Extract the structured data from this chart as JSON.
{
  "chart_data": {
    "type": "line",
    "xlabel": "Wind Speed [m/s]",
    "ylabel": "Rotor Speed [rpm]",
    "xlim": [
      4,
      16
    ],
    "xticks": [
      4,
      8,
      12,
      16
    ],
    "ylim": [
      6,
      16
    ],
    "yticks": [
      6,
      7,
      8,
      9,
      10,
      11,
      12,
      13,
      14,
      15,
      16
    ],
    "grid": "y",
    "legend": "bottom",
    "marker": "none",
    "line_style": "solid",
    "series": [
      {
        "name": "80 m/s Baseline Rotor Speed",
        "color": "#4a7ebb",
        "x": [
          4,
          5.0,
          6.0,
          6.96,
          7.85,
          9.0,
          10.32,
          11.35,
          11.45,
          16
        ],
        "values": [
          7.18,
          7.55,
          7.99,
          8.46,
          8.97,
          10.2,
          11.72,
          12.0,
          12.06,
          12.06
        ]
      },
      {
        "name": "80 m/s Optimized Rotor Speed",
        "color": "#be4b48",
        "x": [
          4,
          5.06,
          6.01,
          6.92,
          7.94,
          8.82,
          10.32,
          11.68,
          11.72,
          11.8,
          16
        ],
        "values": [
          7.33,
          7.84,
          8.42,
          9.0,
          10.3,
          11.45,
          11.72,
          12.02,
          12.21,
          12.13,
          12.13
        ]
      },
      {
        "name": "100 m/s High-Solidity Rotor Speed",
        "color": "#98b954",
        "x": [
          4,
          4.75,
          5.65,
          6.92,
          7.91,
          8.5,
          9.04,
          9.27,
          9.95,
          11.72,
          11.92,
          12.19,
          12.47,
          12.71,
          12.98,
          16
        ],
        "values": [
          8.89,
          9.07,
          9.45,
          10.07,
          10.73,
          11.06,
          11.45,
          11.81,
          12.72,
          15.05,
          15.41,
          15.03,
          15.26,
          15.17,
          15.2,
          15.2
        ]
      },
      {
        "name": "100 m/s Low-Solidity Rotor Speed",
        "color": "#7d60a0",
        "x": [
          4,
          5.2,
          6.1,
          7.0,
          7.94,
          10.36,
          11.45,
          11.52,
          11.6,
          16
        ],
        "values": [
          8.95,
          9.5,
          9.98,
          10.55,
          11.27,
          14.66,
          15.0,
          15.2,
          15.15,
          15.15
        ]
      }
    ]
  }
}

┄┄┄┄┄┄┄┄┄┄

Copy each line containing the word "Rotor" from the data.

Right answer:
    "ylabel": "Rotor Speed [rpm]",
        "name": "80 m/s Baseline Rotor Speed",
        "name": "80 m/s Optimized Rotor Speed",
        "name": "100 m/s High-Solidity Rotor Speed",
        "name": "100 m/s Low-Solidity Rotor Speed",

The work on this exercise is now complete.